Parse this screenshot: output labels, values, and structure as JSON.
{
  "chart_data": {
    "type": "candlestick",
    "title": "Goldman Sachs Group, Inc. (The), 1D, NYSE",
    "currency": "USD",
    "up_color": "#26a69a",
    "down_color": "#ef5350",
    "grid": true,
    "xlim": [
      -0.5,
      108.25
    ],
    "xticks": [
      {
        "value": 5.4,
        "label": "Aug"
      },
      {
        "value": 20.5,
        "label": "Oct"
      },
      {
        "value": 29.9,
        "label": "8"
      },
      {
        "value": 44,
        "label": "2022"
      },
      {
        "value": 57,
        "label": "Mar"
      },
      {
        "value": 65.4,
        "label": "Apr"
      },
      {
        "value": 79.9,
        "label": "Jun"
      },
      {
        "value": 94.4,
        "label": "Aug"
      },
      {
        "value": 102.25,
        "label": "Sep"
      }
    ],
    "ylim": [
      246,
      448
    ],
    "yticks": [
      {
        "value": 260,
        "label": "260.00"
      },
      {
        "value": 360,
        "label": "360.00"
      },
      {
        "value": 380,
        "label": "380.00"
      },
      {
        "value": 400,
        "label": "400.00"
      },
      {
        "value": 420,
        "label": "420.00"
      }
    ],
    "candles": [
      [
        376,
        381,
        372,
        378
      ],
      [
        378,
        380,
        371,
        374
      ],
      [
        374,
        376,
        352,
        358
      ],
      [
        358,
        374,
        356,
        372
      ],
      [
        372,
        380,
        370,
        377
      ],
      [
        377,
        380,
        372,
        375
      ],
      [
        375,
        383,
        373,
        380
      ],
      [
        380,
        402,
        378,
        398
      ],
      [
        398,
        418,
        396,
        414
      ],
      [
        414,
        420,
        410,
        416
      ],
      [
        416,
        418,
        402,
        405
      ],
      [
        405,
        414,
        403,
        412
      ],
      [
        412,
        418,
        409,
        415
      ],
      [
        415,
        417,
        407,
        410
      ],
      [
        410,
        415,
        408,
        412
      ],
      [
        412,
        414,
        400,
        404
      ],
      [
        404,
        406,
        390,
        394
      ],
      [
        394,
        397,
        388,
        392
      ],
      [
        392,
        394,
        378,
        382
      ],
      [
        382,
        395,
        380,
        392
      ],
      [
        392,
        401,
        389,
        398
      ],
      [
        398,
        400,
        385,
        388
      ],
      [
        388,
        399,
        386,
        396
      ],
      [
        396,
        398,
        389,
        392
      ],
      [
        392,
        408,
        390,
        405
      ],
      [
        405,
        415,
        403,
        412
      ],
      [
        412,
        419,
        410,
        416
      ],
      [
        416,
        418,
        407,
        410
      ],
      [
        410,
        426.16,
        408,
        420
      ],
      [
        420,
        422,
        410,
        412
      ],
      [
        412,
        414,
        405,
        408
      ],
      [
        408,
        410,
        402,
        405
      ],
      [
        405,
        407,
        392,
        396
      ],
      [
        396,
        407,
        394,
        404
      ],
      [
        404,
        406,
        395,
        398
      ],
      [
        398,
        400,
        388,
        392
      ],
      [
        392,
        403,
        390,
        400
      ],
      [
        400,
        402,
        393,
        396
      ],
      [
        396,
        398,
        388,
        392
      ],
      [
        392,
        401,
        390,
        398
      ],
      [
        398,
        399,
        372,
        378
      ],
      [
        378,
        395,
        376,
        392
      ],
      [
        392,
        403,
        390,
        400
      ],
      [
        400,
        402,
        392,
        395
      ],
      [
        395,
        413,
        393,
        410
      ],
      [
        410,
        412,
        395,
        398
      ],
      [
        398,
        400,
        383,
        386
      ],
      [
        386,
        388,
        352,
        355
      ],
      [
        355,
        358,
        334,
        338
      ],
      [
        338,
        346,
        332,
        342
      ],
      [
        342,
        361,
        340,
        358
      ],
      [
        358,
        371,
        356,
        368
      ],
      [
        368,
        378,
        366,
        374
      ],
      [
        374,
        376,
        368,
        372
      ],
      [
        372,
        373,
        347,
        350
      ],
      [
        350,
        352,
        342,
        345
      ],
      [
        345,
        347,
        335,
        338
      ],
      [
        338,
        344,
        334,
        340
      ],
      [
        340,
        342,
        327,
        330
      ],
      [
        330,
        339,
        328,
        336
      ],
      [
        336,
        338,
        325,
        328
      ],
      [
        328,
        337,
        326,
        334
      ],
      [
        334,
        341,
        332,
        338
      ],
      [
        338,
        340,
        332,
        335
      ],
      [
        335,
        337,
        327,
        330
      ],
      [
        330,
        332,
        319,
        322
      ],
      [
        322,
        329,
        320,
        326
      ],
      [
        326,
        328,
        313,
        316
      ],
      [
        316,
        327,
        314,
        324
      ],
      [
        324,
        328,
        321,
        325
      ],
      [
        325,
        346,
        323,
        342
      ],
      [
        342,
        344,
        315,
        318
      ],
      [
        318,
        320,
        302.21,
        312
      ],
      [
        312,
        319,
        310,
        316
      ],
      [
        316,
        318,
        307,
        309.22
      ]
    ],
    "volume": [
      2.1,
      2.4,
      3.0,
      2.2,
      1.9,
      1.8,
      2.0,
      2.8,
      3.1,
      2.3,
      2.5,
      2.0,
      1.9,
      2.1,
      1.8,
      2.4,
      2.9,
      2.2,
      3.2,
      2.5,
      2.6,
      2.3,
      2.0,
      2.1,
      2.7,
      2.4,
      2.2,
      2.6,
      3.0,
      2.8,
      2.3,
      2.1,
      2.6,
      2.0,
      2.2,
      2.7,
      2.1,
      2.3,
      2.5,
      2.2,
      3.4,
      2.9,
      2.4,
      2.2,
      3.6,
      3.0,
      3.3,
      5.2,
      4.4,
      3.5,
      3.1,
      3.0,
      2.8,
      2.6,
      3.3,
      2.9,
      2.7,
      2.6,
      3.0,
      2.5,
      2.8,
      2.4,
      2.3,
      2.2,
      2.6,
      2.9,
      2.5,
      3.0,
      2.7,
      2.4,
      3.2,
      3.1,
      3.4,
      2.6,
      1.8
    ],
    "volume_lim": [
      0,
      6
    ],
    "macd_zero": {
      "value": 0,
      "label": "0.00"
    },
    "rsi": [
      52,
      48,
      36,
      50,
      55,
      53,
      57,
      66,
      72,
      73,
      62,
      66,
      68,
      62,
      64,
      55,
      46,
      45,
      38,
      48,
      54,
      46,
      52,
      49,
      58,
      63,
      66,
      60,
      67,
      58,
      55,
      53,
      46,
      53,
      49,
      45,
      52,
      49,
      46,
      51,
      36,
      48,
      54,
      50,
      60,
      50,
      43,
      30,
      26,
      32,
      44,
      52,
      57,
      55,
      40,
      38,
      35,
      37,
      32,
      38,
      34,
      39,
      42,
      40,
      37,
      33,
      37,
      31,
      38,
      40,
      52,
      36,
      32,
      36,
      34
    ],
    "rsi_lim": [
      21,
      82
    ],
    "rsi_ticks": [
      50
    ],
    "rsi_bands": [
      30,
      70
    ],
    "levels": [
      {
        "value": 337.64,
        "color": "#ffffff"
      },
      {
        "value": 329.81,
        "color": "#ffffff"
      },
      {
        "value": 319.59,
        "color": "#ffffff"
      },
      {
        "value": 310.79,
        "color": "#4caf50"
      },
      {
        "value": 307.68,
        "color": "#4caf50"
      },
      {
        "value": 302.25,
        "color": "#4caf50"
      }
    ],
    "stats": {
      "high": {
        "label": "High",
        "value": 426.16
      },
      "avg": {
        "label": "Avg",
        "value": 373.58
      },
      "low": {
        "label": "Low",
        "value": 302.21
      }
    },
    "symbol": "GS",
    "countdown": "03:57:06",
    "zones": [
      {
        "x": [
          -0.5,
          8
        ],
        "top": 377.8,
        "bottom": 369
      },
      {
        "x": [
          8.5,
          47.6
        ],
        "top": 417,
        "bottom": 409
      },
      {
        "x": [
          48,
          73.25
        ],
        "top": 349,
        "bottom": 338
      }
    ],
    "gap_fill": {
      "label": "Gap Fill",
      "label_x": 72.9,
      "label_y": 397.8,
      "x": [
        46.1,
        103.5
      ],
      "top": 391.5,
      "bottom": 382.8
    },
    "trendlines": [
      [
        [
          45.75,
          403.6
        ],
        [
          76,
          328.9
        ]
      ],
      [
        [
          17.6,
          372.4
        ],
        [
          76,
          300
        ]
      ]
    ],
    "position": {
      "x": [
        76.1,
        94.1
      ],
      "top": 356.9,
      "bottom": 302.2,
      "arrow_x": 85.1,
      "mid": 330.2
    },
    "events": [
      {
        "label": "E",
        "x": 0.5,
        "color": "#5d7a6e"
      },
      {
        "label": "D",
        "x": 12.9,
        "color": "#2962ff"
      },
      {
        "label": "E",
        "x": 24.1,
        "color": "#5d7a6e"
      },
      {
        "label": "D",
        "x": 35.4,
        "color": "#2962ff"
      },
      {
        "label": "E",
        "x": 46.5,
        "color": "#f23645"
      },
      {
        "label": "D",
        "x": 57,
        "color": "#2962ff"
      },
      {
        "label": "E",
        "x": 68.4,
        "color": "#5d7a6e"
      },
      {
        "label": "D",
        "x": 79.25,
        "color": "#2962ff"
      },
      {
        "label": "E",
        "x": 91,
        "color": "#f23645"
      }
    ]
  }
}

++++

Problem to solve
Copy each line that holds the word "bottom".

The solution
        "bottom": 369
        "bottom": 409
        "bottom": 338
      "bottom": 382.8
      "bottom": 302.2,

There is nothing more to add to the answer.